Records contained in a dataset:

________________________________________

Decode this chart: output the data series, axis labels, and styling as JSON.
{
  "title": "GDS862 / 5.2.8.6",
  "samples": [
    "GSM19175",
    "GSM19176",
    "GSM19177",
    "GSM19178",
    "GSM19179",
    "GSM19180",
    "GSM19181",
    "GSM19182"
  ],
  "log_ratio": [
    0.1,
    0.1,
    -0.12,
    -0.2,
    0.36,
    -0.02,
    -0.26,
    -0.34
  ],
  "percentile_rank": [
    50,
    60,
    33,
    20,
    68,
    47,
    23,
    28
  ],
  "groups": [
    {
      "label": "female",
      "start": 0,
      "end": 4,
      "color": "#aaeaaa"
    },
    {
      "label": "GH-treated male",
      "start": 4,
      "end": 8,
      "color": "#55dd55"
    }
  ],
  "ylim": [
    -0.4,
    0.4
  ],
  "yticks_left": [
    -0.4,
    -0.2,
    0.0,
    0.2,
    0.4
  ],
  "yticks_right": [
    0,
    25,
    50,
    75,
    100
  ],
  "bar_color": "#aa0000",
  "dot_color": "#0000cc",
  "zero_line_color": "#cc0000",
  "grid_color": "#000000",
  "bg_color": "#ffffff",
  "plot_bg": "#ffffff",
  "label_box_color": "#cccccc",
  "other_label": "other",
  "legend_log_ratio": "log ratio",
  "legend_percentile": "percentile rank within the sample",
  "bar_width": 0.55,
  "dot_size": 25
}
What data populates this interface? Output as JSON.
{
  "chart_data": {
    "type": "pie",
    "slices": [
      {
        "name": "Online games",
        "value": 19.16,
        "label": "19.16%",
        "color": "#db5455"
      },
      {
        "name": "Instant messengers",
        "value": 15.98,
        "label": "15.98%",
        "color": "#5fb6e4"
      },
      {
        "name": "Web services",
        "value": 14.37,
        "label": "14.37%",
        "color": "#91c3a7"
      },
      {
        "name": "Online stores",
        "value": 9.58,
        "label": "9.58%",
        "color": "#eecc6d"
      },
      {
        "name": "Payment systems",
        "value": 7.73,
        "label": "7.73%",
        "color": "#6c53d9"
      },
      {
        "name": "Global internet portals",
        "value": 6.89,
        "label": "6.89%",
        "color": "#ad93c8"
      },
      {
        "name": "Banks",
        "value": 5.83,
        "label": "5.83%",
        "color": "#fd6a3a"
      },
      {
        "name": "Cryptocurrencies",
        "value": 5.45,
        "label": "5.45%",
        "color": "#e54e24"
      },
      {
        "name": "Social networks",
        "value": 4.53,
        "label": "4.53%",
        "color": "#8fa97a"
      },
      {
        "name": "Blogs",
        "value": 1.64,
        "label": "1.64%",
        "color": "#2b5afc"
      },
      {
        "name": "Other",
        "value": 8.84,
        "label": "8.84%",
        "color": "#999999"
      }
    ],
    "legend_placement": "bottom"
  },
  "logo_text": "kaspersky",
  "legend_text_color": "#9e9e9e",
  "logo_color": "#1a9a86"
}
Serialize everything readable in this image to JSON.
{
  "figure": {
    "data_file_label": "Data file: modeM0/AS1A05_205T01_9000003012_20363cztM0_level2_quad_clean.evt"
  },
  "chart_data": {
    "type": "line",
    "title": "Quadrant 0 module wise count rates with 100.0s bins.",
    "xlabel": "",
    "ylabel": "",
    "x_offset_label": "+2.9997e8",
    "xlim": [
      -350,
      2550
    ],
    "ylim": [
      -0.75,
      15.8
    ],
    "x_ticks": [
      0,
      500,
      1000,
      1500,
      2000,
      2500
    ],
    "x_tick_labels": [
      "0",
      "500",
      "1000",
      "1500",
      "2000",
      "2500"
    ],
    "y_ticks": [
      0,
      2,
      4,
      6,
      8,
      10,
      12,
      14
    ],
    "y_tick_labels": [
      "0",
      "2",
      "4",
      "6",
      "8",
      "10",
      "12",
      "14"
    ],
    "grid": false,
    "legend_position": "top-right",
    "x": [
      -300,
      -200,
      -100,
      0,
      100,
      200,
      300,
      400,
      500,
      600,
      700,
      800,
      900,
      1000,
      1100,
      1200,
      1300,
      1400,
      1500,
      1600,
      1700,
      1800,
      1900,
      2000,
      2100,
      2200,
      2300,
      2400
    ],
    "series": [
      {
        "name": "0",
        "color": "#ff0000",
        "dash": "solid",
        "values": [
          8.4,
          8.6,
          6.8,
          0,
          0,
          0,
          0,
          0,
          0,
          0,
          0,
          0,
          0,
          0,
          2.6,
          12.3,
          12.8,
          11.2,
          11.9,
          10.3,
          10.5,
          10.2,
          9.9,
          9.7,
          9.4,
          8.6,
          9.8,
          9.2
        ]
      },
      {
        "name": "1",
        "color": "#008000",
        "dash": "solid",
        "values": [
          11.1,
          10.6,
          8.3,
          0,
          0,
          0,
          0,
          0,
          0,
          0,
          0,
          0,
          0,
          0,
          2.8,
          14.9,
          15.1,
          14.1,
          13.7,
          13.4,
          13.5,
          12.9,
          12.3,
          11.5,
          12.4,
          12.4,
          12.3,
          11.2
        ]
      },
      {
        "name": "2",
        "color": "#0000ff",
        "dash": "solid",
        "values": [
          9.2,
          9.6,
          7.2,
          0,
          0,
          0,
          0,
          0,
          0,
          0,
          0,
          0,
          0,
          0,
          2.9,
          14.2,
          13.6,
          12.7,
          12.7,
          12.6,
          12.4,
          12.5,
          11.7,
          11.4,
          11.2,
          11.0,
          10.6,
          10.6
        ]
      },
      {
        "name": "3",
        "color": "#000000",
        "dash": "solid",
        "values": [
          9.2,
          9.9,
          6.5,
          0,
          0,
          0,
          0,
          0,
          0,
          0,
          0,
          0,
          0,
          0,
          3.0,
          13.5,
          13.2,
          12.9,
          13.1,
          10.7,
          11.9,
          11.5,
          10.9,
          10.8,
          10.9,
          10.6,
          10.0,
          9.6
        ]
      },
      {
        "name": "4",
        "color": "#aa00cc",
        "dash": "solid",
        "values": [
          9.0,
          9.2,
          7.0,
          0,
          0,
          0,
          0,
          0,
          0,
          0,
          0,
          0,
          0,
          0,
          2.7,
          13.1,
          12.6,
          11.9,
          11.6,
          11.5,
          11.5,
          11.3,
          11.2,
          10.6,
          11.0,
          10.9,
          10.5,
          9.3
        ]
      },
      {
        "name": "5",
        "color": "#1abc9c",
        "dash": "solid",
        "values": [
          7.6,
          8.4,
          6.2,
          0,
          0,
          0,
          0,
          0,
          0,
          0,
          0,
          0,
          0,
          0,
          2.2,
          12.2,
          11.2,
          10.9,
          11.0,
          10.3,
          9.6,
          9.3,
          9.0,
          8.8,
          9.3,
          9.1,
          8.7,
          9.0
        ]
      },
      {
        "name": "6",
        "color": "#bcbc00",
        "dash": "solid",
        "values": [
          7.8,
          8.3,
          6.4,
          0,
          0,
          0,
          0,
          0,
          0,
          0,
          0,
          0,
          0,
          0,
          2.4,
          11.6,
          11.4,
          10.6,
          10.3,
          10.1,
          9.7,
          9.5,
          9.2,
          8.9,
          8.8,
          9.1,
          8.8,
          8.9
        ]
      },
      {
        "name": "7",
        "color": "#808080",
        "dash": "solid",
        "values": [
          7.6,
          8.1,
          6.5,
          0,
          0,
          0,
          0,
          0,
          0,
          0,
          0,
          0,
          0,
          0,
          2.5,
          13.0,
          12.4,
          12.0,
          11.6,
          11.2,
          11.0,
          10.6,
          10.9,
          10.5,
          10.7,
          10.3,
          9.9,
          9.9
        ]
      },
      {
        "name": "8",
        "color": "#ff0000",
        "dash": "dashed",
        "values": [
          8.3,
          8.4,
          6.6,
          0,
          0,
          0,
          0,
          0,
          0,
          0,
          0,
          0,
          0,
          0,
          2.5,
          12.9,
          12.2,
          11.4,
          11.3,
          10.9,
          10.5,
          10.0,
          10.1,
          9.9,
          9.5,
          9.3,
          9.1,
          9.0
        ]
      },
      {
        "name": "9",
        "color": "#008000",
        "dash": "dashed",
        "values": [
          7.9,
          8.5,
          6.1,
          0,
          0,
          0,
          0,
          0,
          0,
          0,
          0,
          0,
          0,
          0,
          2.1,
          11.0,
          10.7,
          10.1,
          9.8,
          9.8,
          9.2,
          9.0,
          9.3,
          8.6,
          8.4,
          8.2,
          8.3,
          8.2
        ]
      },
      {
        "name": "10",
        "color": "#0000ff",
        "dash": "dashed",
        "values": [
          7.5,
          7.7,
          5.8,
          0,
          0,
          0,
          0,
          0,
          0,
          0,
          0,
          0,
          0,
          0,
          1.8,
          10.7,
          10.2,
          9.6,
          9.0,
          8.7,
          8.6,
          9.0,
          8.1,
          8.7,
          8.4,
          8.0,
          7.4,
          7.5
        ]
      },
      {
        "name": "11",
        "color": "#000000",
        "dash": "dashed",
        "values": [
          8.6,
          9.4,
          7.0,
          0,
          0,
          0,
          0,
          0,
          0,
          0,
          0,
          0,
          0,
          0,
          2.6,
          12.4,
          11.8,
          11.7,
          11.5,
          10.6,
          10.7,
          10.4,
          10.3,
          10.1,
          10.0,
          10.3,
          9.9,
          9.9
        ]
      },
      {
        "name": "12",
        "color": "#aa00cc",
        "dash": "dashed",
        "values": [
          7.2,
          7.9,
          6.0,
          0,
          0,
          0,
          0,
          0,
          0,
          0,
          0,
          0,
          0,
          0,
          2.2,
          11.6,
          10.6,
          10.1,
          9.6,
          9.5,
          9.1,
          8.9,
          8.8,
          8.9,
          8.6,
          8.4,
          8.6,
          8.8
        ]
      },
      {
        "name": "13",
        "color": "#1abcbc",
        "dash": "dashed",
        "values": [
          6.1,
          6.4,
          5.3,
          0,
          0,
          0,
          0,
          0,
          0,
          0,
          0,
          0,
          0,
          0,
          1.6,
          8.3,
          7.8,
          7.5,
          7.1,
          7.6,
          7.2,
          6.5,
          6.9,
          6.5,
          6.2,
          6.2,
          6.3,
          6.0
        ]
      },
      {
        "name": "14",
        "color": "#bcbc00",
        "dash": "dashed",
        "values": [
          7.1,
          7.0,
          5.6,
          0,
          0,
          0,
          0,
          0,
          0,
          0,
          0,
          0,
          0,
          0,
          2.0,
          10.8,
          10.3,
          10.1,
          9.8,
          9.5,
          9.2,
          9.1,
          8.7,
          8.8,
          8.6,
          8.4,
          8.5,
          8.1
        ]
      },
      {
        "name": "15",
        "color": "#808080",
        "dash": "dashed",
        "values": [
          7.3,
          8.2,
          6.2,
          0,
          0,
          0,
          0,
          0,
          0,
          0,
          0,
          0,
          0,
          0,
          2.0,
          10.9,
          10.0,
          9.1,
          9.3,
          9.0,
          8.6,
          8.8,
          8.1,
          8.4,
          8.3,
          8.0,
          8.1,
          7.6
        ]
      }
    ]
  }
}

________________________________________

• [Task brief] Pick out the lines that have the word "this". Copy them all.

• [Expected output]
Decode this chart: output the data series, axis labels, and styling as JSON.
What data populates this interface? Output as JSON.
Serialize everything readable in this image to JSON.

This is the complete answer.